-- BEGIN Data for processing --
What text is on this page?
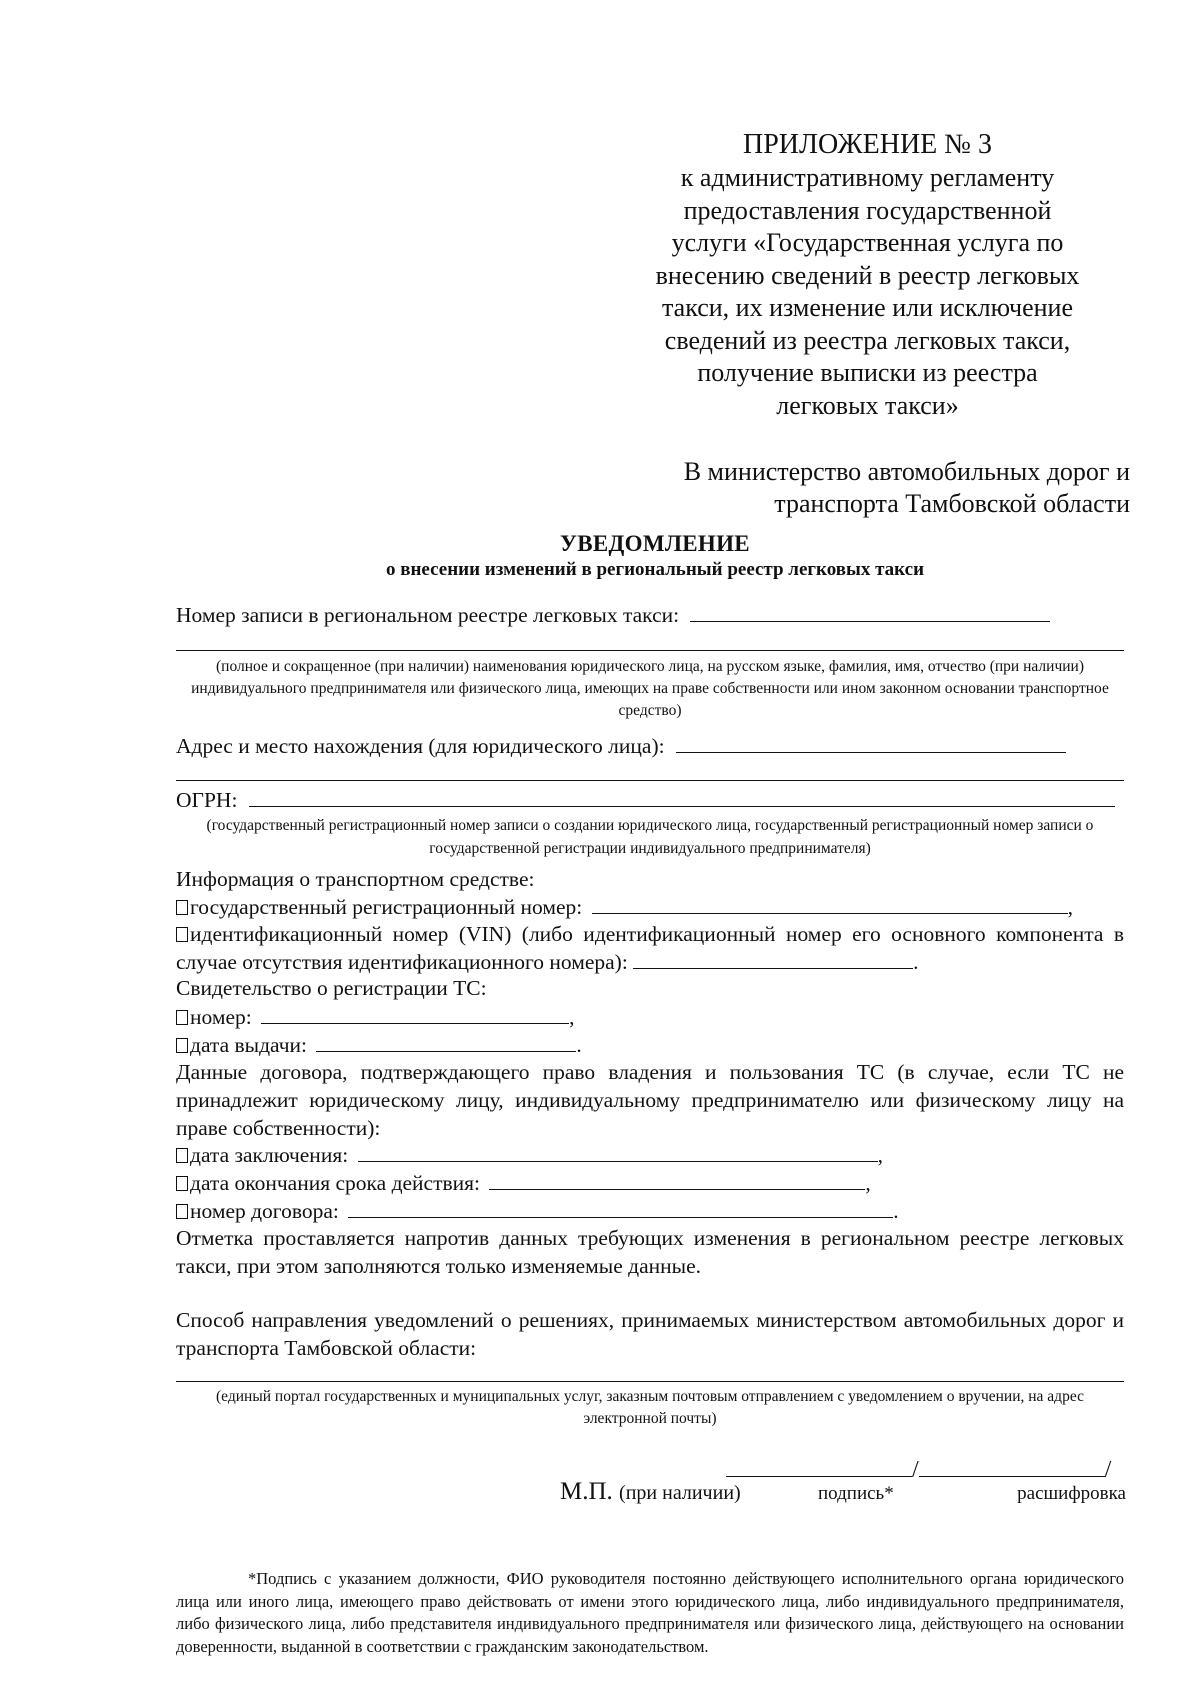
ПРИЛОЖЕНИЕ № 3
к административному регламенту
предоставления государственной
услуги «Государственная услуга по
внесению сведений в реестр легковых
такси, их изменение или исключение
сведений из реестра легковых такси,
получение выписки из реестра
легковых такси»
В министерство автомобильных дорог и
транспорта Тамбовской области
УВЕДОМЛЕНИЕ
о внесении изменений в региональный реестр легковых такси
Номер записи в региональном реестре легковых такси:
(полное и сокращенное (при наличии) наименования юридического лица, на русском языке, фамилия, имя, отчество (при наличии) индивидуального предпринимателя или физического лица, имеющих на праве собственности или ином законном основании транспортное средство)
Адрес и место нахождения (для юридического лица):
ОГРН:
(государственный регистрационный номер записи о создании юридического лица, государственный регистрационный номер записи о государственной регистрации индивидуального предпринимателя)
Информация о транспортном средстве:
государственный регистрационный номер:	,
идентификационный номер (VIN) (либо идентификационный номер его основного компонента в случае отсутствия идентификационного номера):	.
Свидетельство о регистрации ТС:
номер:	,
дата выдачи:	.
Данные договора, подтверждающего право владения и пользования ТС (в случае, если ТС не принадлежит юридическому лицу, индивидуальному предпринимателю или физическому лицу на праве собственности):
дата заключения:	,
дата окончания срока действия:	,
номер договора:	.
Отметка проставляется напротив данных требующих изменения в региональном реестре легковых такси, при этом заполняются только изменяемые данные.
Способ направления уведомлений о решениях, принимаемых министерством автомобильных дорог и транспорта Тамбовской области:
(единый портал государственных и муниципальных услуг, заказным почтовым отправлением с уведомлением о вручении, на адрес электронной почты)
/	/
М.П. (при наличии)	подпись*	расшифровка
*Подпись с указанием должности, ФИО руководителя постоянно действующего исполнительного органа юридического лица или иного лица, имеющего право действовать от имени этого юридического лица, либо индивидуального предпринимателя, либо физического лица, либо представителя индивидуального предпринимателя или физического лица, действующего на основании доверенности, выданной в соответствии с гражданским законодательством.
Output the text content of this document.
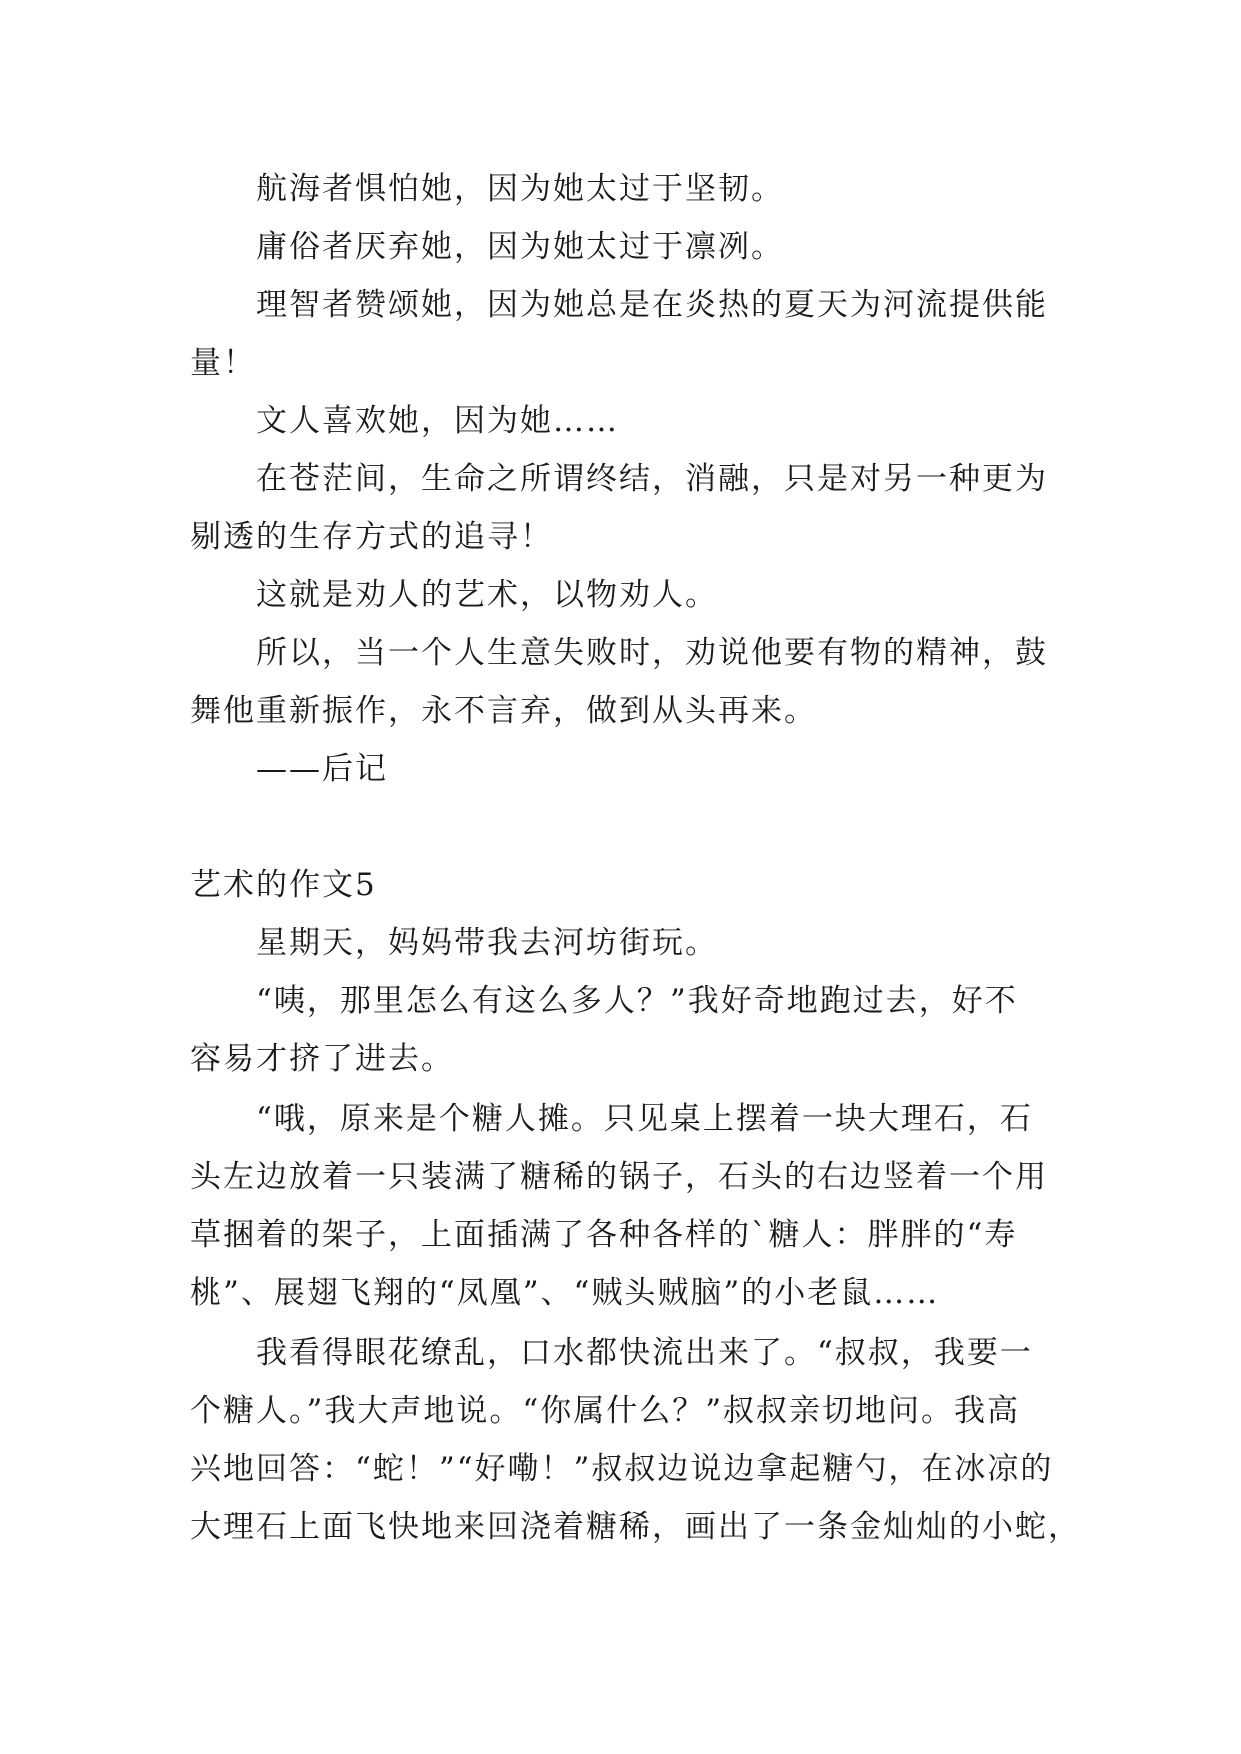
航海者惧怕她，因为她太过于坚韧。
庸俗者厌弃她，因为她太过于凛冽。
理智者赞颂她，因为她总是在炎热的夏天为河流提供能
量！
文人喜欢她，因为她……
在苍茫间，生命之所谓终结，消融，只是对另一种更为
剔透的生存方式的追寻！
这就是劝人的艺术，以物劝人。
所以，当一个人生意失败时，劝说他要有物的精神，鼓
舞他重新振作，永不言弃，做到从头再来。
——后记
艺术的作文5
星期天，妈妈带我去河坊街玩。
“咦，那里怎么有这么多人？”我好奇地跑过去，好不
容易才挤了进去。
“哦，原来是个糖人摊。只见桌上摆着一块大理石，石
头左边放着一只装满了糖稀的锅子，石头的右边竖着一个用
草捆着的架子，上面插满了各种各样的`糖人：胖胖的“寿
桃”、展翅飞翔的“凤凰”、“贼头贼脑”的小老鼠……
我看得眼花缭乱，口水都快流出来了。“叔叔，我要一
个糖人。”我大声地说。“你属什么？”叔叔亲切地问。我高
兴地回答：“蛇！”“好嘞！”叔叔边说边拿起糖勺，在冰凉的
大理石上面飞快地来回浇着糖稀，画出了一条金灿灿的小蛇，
-- END Data for processing --
**Your instructions**
Make an exact copy of all the material, but keep the pictures out of it.

**Solution to this exercise**
What text is on this page?
ПРИЛОЖЕНИЕ № 3
к административному регламенту
предоставления государственной
услуги «Государственная услуга по
внесению сведений в реестр легковых
такси, их изменение или исключение
сведений из реестра легковых такси,
получение выписки из реестра
легковых такси»
В министерство автомобильных дорог и
транспорта Тамбовской области
УВЕДОМЛЕНИЕ
о внесении изменений в региональный реестр легковых такси
Номер записи в региональном реестре легковых такси:
(полное и сокращенное (при наличии) наименования юридического лица, на русском языке, фамилия, имя, отчество (при наличии) индивидуального предпринимателя или физического лица, имеющих на праве собственности или ином законном основании транспортное средство)
Адрес и место нахождения (для юридического лица):
ОГРН:
(государственный регистрационный номер записи о создании юридического лица, государственный регистрационный номер записи о государственной регистрации индивидуального предпринимателя)
Информация о транспортном средстве:
государственный регистрационный номер:	,
идентификационный номер (VIN) (либо идентификационный номер его основного компонента в случае отсутствия идентификационного номера):	.
Свидетельство о регистрации ТС:
номер:	,
дата выдачи:	.
Данные договора, подтверждающего право владения и пользования ТС (в случае, если ТС не принадлежит юридическому лицу, индивидуальному предпринимателю или физическому лицу на праве собственности):
дата заключения:	,
дата окончания срока действия:	,
номер договора:	.
Отметка проставляется напротив данных требующих изменения в региональном реестре легковых такси, при этом заполняются только изменяемые данные.
Способ направления уведомлений о решениях, принимаемых министерством автомобильных дорог и транспорта Тамбовской области:
(единый портал государственных и муниципальных услуг, заказным почтовым отправлением с уведомлением о вручении, на адрес электронной почты)
/	/
М.П. (при наличии)	подпись*	расшифровка
*Подпись с указанием должности, ФИО руководителя постоянно действующего исполнительного органа юридического лица или иного лица, имеющего право действовать от имени этого юридического лица, либо индивидуального предпринимателя, либо физического лица, либо представителя индивидуального предпринимателя или физического лица, действующего на основании доверенности, выданной в соответствии с гражданским законодательством.
Output the text content of this document.
航海者惧怕她，因为她太过于坚韧。
庸俗者厌弃她，因为她太过于凛冽。
理智者赞颂她，因为她总是在炎热的夏天为河流提供能
量！
文人喜欢她，因为她……
在苍茫间，生命之所谓终结，消融，只是对另一种更为
剔透的生存方式的追寻！
这就是劝人的艺术，以物劝人。
所以，当一个人生意失败时，劝说他要有物的精神，鼓
舞他重新振作，永不言弃，做到从头再来。
——后记
艺术的作文5
星期天，妈妈带我去河坊街玩。
“咦，那里怎么有这么多人？”我好奇地跑过去，好不
容易才挤了进去。
“哦，原来是个糖人摊。只见桌上摆着一块大理石，石
头左边放着一只装满了糖稀的锅子，石头的右边竖着一个用
草捆着的架子，上面插满了各种各样的`糖人：胖胖的“寿
桃”、展翅飞翔的“凤凰”、“贼头贼脑”的小老鼠……
我看得眼花缭乱，口水都快流出来了。“叔叔，我要一
个糖人。”我大声地说。“你属什么？”叔叔亲切地问。我高
兴地回答：“蛇！”“好嘞！”叔叔边说边拿起糖勺，在冰凉的
大理石上面飞快地来回浇着糖稀，画出了一条金灿灿的小蛇，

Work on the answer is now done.